EXERCISE DETAILS
Pull every line containing "this" from the entries.

Data items
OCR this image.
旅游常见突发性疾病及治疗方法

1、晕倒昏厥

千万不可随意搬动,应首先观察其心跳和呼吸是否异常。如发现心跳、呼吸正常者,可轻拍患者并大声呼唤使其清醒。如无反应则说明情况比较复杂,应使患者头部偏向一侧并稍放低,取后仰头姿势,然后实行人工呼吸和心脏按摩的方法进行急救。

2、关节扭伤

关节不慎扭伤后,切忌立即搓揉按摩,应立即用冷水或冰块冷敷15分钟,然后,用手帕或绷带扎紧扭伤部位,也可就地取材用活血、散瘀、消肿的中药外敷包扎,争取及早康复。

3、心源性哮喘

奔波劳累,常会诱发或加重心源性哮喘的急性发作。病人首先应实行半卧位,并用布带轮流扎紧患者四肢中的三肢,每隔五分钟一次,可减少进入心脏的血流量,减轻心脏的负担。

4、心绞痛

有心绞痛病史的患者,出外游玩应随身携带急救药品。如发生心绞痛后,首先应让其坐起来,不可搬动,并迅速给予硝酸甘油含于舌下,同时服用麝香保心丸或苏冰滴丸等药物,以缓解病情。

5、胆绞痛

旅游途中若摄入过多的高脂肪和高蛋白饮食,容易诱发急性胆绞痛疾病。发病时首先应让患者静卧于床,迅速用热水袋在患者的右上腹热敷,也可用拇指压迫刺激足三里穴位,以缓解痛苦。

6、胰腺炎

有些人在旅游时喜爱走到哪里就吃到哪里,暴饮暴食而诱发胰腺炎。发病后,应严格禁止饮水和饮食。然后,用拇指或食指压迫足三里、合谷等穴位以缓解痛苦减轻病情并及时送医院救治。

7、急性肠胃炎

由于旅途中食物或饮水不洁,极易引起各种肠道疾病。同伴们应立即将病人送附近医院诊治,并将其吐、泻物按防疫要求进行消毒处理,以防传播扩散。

==

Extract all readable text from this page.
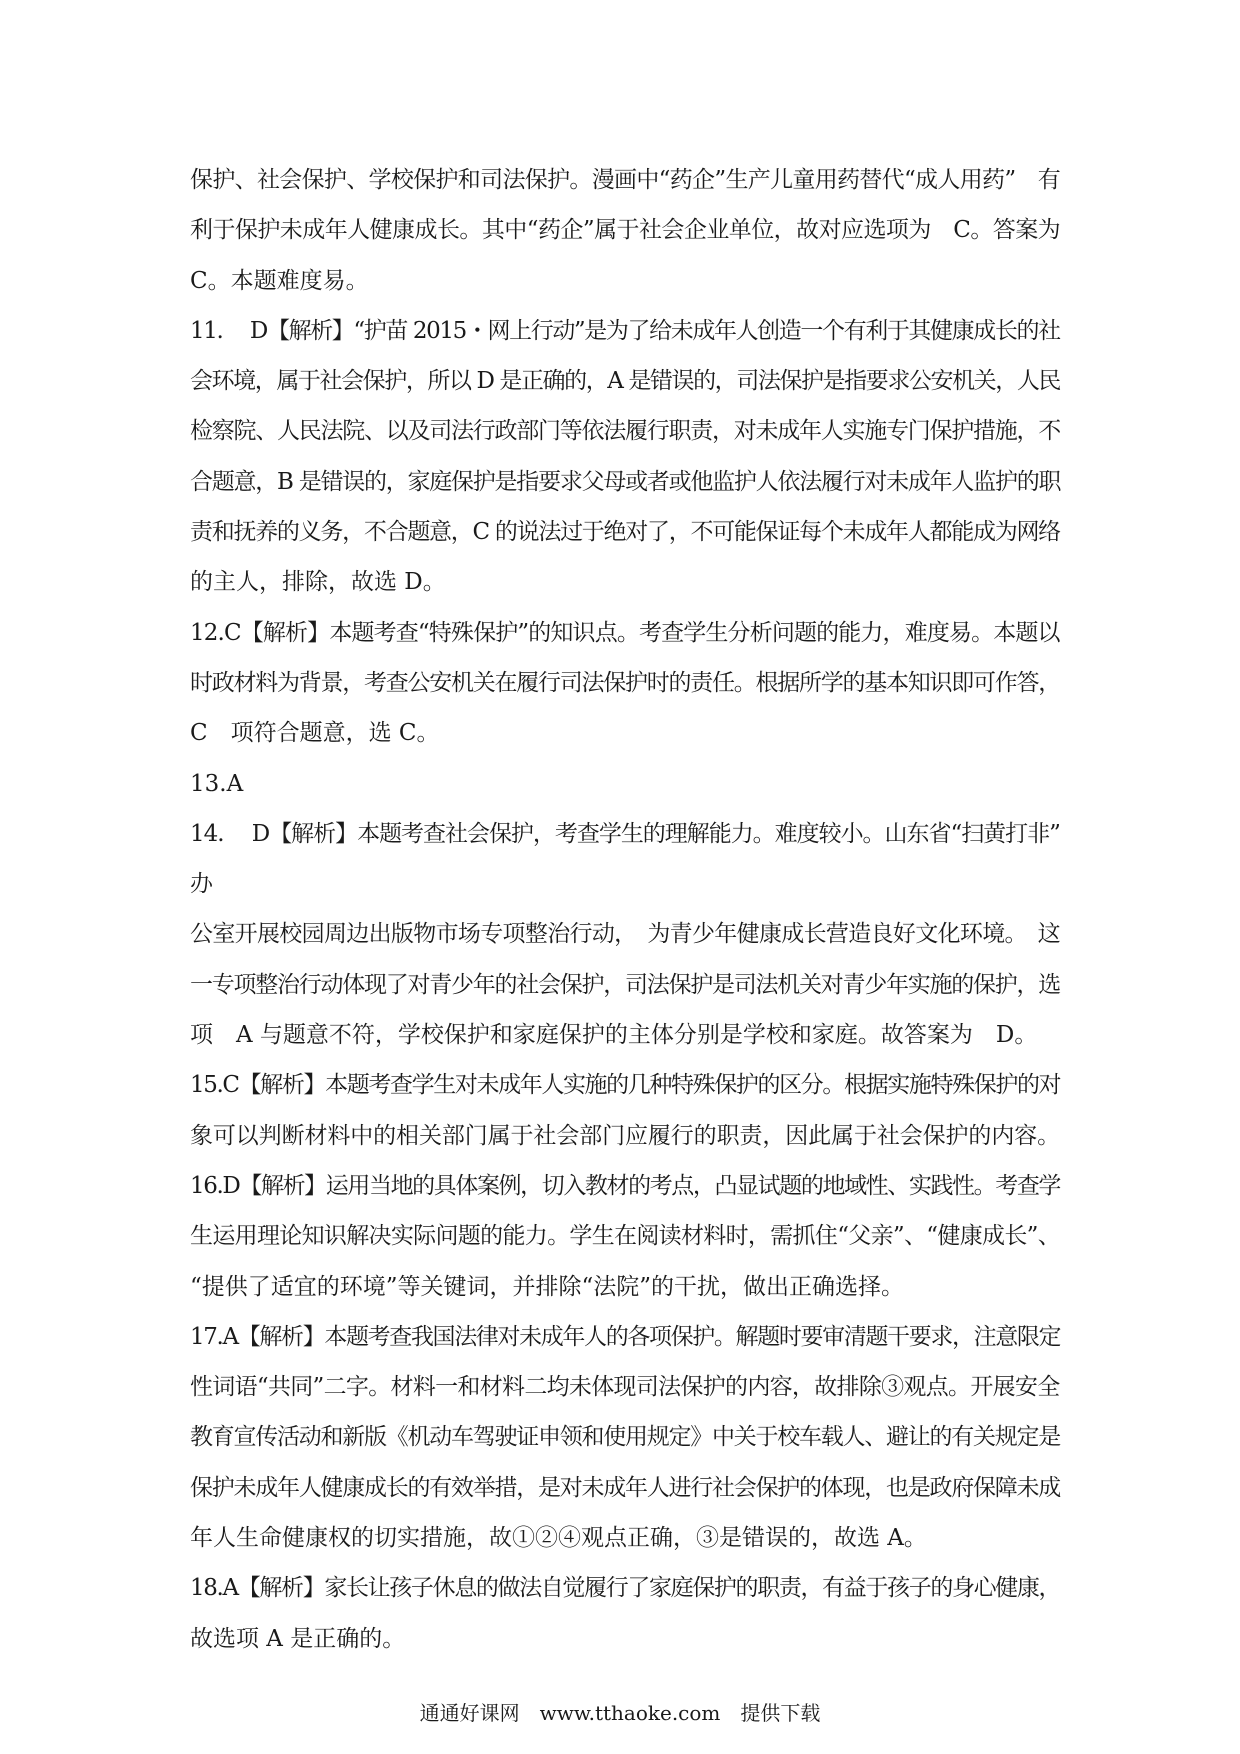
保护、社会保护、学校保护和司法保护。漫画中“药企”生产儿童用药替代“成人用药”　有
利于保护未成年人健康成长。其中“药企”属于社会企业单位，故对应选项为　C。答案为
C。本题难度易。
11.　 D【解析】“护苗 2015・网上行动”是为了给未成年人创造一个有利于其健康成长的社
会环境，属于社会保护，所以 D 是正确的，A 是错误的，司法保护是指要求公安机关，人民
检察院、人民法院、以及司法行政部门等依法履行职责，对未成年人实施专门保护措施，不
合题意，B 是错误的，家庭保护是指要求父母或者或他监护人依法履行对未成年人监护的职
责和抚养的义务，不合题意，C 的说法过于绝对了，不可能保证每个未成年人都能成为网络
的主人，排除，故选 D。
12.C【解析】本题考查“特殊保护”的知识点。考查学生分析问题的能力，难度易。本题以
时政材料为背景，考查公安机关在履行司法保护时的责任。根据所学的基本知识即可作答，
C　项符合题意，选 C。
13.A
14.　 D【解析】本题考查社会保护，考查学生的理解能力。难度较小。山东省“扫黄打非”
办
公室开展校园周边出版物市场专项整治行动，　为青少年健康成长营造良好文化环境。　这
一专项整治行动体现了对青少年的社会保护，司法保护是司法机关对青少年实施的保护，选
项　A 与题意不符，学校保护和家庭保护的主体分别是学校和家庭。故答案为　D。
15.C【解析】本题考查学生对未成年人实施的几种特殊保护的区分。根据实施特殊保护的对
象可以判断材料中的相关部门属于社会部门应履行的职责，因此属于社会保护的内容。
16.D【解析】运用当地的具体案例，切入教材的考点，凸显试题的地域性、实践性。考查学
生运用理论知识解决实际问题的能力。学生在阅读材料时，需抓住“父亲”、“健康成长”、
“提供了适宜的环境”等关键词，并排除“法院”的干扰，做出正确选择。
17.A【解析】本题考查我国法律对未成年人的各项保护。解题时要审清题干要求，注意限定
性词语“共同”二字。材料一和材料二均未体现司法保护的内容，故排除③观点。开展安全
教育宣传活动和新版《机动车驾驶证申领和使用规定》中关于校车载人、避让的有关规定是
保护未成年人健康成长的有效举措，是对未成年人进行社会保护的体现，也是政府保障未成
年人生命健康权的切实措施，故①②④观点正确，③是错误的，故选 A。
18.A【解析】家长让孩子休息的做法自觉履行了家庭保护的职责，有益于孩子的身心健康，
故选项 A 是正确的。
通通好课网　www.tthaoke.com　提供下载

FINAL RESULT
OCR this image.
Extract all readable text from this page.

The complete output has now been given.